### What is required
For each line below that includes the word "true", make a copy.

========================

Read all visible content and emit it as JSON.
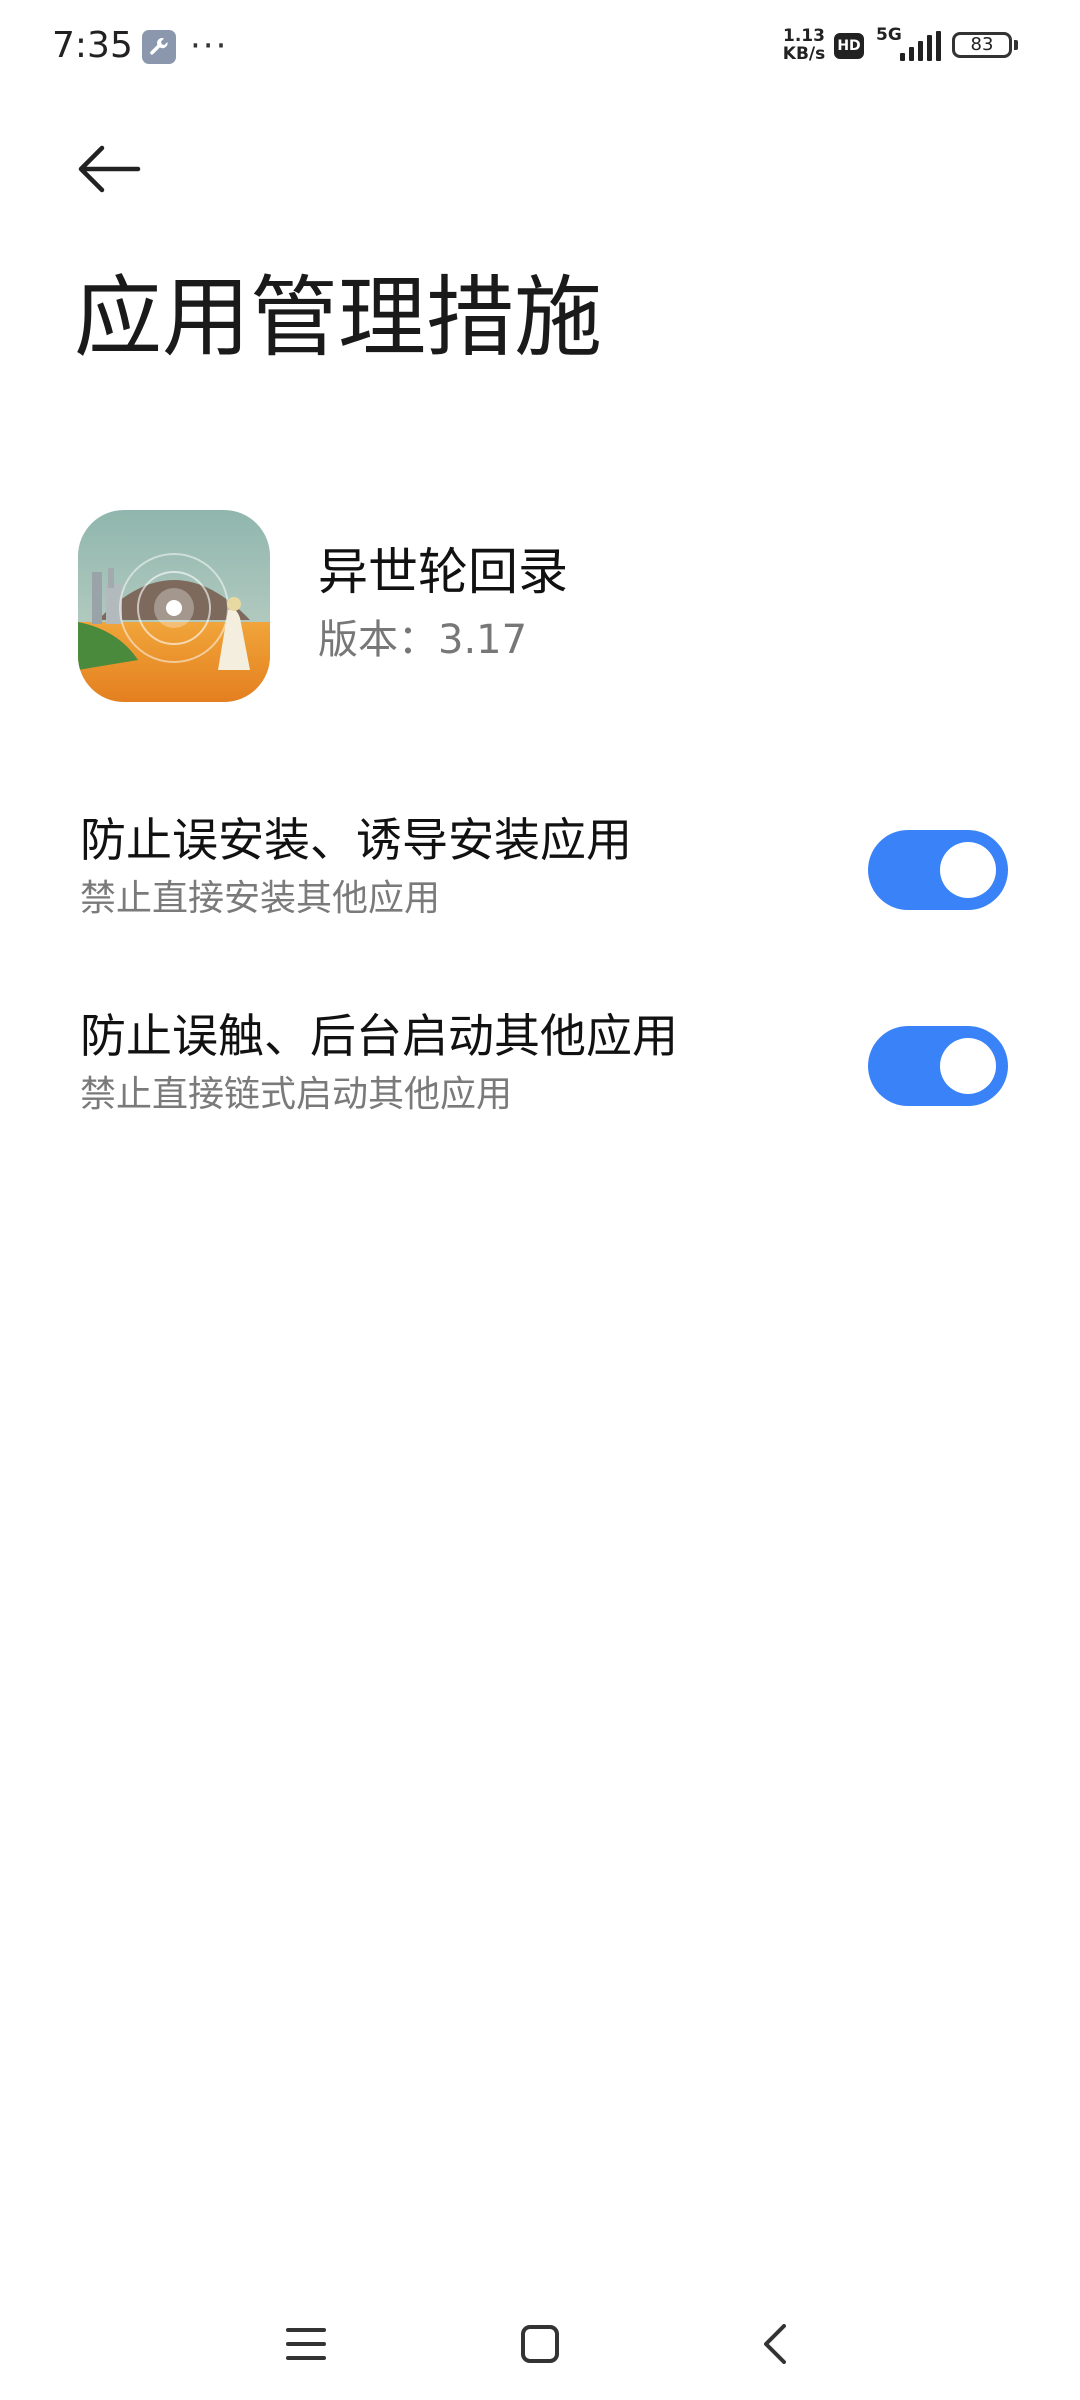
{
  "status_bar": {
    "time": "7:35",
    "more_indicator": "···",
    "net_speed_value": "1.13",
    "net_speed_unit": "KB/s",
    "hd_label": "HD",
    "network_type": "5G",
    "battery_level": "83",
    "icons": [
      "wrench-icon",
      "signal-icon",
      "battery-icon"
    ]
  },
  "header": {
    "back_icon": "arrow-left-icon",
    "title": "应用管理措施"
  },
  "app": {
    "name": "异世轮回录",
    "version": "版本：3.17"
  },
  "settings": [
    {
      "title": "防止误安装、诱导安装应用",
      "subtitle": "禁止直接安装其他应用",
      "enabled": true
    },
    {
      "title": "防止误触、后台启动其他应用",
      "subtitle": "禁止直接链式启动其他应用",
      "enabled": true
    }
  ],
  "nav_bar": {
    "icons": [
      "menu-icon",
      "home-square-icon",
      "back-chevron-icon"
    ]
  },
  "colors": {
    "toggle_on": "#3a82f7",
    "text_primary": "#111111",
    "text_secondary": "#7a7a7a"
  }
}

========================

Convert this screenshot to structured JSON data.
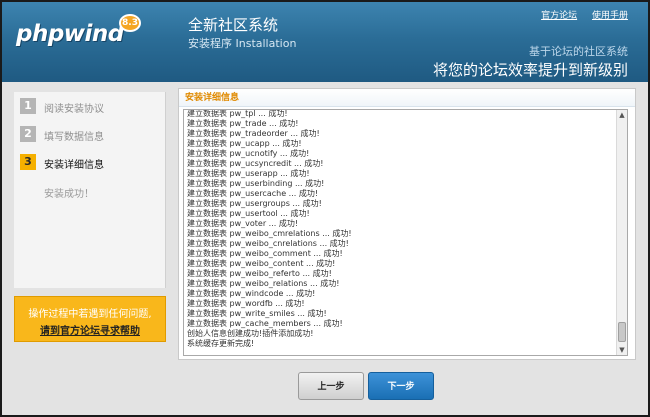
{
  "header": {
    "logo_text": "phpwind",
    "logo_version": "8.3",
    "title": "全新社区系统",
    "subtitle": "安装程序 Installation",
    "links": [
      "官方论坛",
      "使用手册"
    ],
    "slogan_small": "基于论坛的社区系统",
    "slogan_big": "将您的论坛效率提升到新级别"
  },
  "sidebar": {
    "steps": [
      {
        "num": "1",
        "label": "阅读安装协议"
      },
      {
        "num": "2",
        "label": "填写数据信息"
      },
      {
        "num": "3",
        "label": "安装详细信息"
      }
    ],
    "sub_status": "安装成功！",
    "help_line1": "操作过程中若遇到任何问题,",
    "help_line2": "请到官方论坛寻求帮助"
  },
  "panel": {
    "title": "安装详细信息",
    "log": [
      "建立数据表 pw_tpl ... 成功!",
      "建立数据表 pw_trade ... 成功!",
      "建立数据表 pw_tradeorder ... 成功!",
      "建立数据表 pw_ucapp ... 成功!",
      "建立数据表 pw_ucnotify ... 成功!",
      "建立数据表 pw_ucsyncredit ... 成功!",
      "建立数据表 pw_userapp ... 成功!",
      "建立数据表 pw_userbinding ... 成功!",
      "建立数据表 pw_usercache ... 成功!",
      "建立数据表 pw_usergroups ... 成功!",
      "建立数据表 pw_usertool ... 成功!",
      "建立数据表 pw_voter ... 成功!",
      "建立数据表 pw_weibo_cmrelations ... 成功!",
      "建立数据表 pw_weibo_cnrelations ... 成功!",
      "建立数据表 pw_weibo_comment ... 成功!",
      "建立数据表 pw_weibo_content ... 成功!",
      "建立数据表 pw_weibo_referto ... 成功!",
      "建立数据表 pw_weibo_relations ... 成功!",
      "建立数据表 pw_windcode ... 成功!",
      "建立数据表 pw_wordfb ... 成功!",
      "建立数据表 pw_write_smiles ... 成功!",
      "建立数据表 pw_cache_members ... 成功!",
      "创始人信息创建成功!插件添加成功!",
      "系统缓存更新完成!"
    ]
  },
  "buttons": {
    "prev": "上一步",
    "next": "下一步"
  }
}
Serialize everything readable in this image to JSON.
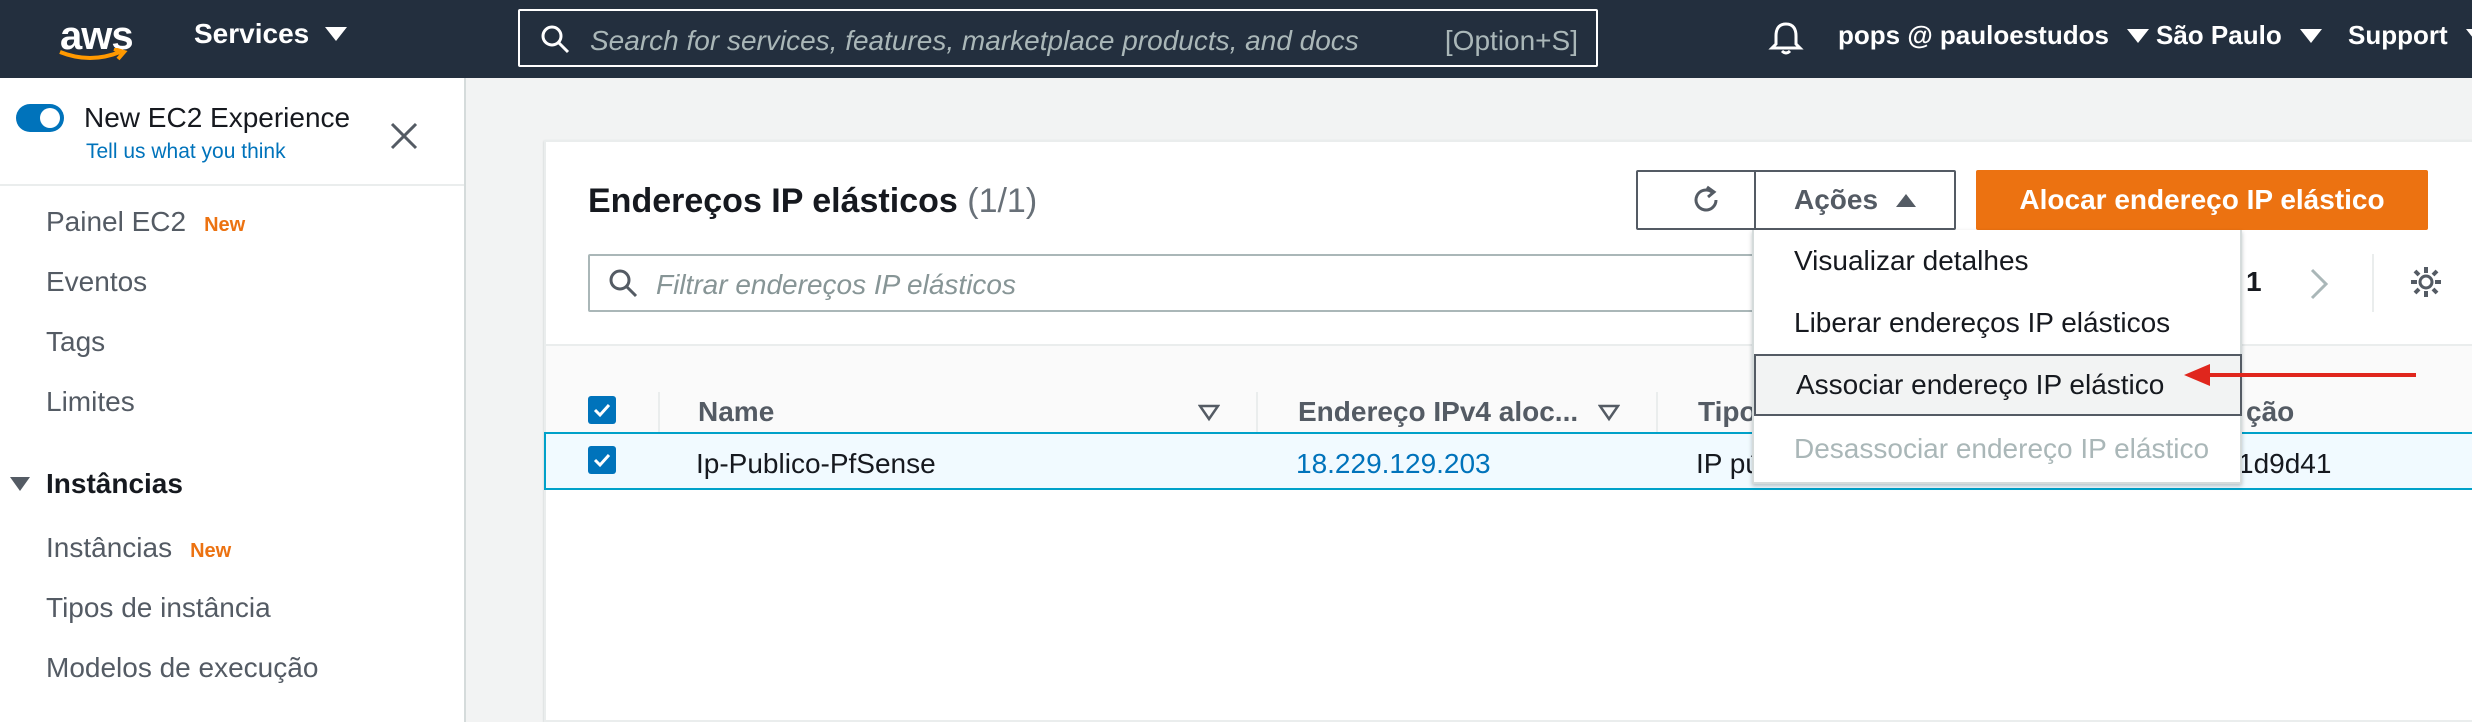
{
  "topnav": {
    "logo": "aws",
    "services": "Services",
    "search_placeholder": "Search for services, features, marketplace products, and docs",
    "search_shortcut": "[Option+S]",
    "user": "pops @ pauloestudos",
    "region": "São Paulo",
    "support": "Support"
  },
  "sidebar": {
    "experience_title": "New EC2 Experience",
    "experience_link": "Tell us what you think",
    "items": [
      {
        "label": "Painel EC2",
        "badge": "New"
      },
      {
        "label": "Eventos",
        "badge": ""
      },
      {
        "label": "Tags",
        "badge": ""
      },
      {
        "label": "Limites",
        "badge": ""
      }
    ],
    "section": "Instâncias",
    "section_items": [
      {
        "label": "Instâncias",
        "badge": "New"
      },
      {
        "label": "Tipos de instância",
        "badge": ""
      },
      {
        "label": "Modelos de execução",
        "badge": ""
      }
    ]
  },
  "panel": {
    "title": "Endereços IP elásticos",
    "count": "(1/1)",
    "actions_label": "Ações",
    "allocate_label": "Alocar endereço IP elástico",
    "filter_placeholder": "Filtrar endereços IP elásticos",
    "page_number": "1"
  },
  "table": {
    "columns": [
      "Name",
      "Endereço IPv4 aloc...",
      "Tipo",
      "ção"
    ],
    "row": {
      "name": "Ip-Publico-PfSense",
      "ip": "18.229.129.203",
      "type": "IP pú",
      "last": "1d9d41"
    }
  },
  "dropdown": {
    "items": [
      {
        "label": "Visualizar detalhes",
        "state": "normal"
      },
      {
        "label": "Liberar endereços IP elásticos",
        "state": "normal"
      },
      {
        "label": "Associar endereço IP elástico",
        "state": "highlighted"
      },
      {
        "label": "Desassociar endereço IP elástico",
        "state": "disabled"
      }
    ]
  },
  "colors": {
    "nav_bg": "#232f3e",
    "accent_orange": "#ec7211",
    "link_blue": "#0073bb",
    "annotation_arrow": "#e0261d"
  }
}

========================

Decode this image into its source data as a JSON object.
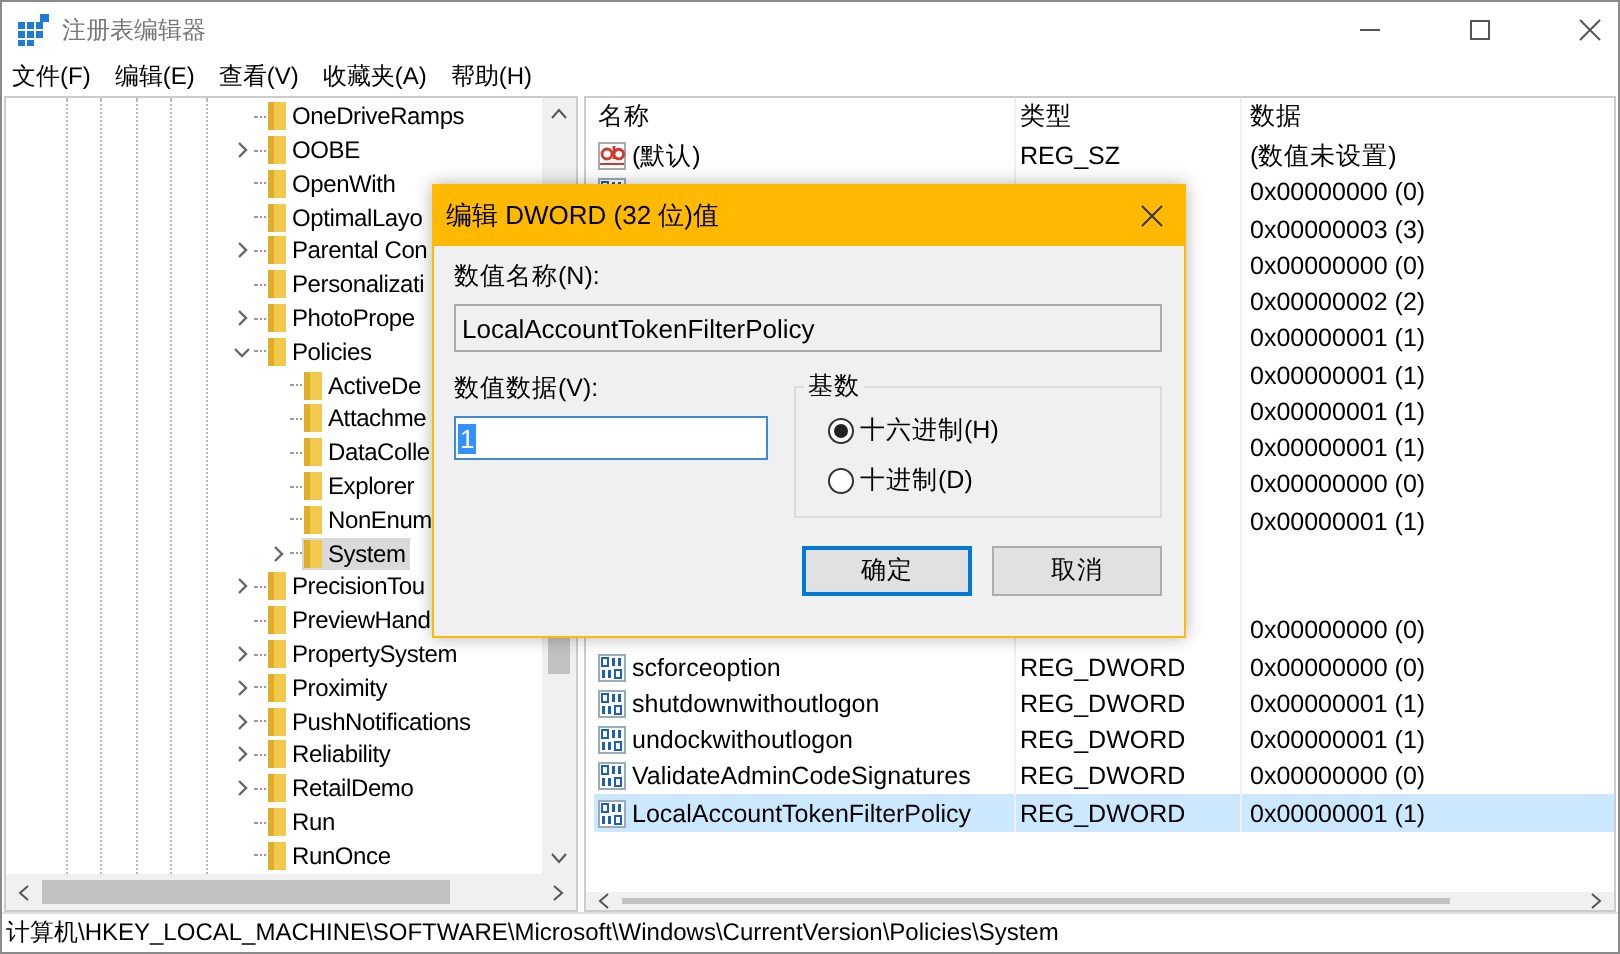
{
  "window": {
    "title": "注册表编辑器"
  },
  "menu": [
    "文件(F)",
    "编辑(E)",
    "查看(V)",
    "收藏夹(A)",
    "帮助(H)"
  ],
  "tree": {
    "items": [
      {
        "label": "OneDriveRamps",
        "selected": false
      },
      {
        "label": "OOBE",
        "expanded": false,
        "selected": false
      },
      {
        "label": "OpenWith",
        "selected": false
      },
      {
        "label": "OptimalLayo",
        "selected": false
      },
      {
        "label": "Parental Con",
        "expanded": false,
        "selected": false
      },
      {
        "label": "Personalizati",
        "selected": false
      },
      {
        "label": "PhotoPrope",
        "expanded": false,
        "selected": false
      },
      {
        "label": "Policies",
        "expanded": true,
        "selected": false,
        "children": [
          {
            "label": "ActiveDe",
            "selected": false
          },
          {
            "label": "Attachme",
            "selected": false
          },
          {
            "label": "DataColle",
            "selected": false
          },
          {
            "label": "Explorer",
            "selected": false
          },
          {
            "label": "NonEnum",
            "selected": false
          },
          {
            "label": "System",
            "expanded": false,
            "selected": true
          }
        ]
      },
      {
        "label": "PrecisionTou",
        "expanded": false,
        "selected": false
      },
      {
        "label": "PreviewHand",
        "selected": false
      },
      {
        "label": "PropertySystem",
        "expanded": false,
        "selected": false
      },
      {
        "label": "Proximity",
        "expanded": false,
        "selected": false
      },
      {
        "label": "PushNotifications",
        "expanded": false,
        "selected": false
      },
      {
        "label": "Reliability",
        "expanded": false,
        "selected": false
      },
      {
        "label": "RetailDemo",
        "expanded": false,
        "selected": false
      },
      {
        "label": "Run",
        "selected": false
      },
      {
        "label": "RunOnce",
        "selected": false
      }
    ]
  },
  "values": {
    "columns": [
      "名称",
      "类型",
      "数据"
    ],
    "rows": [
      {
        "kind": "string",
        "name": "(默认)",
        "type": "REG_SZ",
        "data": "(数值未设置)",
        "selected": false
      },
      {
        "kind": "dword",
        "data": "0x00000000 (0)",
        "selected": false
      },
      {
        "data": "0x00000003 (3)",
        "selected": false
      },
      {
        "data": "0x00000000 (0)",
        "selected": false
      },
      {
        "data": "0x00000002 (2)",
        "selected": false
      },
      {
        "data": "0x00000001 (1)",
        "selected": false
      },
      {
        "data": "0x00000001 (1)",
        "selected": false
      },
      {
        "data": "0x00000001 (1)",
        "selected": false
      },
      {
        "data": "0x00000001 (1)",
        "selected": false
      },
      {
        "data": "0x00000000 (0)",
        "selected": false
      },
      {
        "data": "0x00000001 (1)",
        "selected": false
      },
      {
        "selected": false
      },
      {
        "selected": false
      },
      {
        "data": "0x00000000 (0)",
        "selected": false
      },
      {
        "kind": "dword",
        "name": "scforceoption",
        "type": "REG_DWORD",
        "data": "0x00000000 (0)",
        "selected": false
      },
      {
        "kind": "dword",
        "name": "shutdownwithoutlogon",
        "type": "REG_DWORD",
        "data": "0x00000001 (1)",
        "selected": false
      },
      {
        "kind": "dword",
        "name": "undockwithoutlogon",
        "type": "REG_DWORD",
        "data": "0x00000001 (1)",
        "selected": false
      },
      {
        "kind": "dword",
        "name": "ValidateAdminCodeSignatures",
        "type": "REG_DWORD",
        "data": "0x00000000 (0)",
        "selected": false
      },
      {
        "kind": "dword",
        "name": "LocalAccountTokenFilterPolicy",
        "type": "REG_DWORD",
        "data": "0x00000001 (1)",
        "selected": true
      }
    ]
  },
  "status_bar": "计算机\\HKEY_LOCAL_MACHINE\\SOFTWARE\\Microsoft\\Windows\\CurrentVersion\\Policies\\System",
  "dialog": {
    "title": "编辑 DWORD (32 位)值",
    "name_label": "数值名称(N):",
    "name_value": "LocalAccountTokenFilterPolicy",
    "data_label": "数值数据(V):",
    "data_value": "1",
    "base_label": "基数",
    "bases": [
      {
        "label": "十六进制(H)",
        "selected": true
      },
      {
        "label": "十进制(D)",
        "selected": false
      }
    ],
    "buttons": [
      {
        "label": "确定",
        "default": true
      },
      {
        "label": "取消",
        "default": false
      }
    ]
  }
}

========================

### Complete answer
      "enabled": true
      "enabled": true
        "expanded": true,
            "selected": true
        "selected": true
        "selected": true
        "default": true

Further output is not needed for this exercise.